▶ [Short task] Every record must be repeated exactly; omit any pictures they contain.

▶ [Records supplied]
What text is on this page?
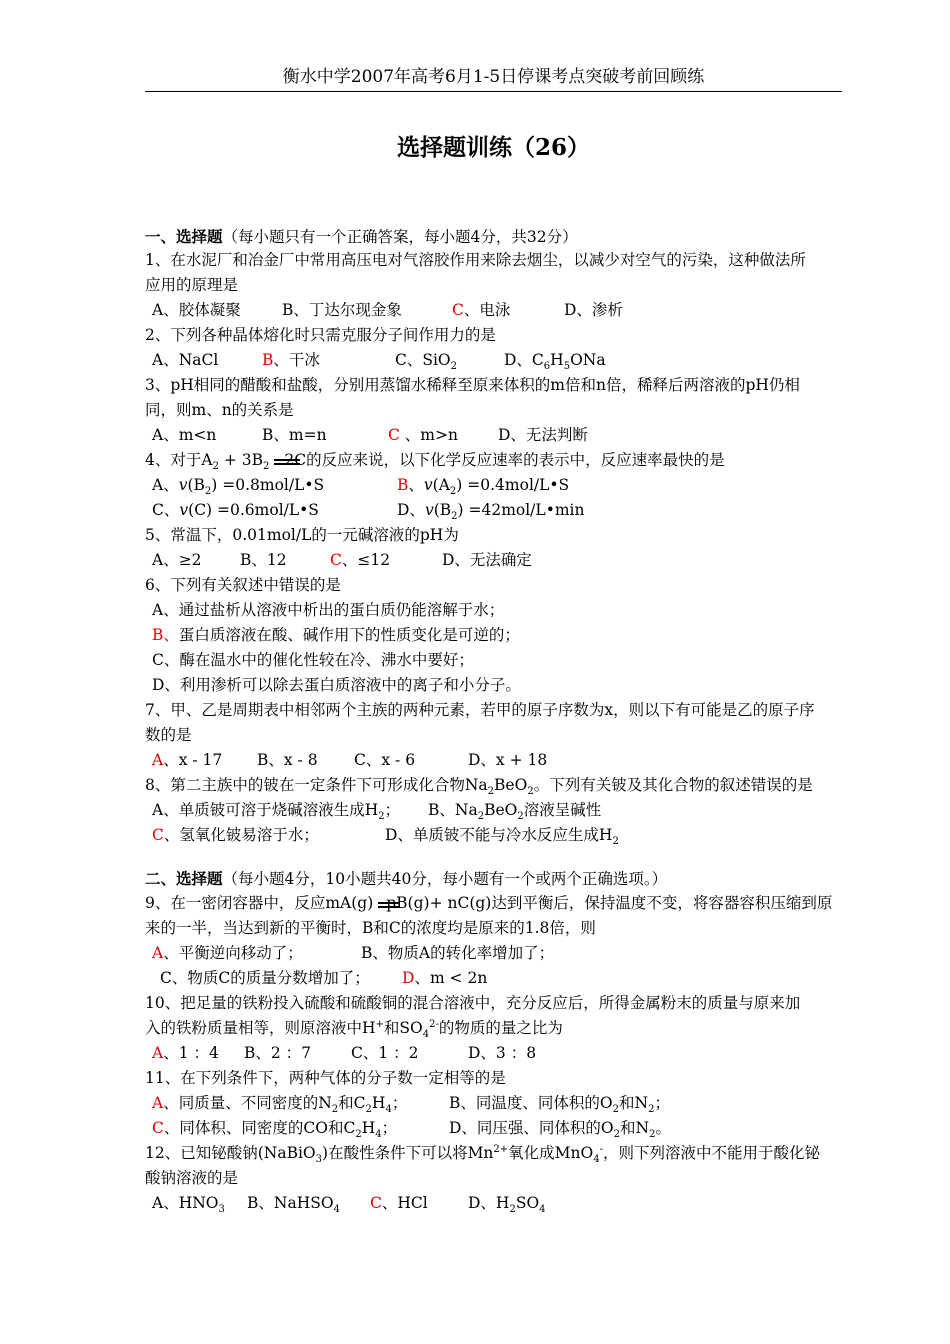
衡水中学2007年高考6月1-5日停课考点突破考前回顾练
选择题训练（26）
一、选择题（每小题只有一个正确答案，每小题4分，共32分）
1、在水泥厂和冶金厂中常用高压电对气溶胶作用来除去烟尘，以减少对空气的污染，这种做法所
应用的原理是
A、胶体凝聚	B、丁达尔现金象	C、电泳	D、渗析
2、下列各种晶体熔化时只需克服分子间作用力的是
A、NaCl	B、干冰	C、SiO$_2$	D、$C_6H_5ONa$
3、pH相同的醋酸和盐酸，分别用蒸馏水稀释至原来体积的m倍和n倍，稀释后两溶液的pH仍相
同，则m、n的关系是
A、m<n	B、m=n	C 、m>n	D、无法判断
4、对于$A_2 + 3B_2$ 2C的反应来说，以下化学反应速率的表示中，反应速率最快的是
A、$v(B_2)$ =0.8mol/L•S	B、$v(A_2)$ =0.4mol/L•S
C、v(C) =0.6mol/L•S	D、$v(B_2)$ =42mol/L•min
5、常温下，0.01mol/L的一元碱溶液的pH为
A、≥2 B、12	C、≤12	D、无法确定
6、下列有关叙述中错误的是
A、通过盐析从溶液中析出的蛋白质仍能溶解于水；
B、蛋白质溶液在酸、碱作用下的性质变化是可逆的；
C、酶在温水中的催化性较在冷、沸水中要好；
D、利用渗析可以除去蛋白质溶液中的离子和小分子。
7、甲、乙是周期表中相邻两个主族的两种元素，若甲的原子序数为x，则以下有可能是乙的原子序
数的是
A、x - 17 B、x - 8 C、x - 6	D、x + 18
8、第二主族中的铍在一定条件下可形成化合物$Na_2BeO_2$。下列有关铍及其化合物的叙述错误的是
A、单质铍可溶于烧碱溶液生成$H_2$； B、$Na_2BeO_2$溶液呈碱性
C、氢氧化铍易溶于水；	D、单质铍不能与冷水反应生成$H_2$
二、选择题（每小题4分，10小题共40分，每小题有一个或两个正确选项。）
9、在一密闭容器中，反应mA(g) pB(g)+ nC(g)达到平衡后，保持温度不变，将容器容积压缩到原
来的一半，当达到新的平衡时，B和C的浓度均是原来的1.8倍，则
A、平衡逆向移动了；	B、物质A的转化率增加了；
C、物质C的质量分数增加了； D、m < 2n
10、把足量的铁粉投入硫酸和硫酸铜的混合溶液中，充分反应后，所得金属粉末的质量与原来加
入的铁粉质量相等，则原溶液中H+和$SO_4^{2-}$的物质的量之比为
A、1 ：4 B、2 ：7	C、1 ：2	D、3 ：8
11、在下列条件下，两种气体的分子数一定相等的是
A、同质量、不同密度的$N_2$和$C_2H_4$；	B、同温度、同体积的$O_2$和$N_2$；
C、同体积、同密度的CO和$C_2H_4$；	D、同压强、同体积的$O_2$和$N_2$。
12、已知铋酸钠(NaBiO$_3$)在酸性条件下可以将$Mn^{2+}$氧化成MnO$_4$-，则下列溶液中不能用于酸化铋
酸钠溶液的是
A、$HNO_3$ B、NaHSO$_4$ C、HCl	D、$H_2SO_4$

▶ [Exercise result]
What text is on this page?
衡水中学2007年高考6月1-5日停课考点突破考前回顾练
选择题训练（26）
一、选择题（每小题只有一个正确答案，每小题4分，共32分）
1、在水泥厂和冶金厂中常用高压电对气溶胶作用来除去烟尘，以减少对空气的污染，这种做法所
应用的原理是
A、胶体凝聚	B、丁达尔现金象	C、电泳	D、渗析
2、下列各种晶体熔化时只需克服分子间作用力的是
A、NaCl	B、干冰	C、SiO$_2$	D、$C_6H_5ONa$
3、pH相同的醋酸和盐酸，分别用蒸馏水稀释至原来体积的m倍和n倍，稀释后两溶液的pH仍相
同，则m、n的关系是
A、m<n	B、m=n	C 、m>n	D、无法判断
4、对于$A_2 + 3B_2$ 2C的反应来说，以下化学反应速率的表示中，反应速率最快的是
A、$v(B_2)$ =0.8mol/L•S	B、$v(A_2)$ =0.4mol/L•S
C、v(C) =0.6mol/L•S	D、$v(B_2)$ =42mol/L•min
5、常温下，0.01mol/L的一元碱溶液的pH为
A、≥2 B、12	C、≤12	D、无法确定
6、下列有关叙述中错误的是
A、通过盐析从溶液中析出的蛋白质仍能溶解于水；
B、蛋白质溶液在酸、碱作用下的性质变化是可逆的；
C、酶在温水中的催化性较在冷、沸水中要好；
D、利用渗析可以除去蛋白质溶液中的离子和小分子。
7、甲、乙是周期表中相邻两个主族的两种元素，若甲的原子序数为x，则以下有可能是乙的原子序
数的是
A、x - 17 B、x - 8 C、x - 6	D、x + 18
8、第二主族中的铍在一定条件下可形成化合物$Na_2BeO_2$。下列有关铍及其化合物的叙述错误的是
A、单质铍可溶于烧碱溶液生成$H_2$； B、$Na_2BeO_2$溶液呈碱性
C、氢氧化铍易溶于水；	D、单质铍不能与冷水反应生成$H_2$
二、选择题（每小题4分，10小题共40分，每小题有一个或两个正确选项。）
9、在一密闭容器中，反应mA(g) pB(g)+ nC(g)达到平衡后，保持温度不变，将容器容积压缩到原
来的一半，当达到新的平衡时，B和C的浓度均是原来的1.8倍，则
A、平衡逆向移动了；	B、物质A的转化率增加了；
C、物质C的质量分数增加了； D、m < 2n
10、把足量的铁粉投入硫酸和硫酸铜的混合溶液中，充分反应后，所得金属粉末的质量与原来加
入的铁粉质量相等，则原溶液中H+和$SO_4^{2-}$的物质的量之比为
A、1 ：4 B、2 ：7	C、1 ：2	D、3 ：8
11、在下列条件下，两种气体的分子数一定相等的是
A、同质量、不同密度的$N_2$和$C_2H_4$；	B、同温度、同体积的$O_2$和$N_2$；
C、同体积、同密度的CO和$C_2H_4$；	D、同压强、同体积的$O_2$和$N_2$。
12、已知铋酸钠(NaBiO$_3$)在酸性条件下可以将$Mn^{2+}$氧化成MnO$_4$-，则下列溶液中不能用于酸化铋
酸钠溶液的是
A、$HNO_3$ B、NaHSO$_4$ C、HCl	D、$H_2SO_4$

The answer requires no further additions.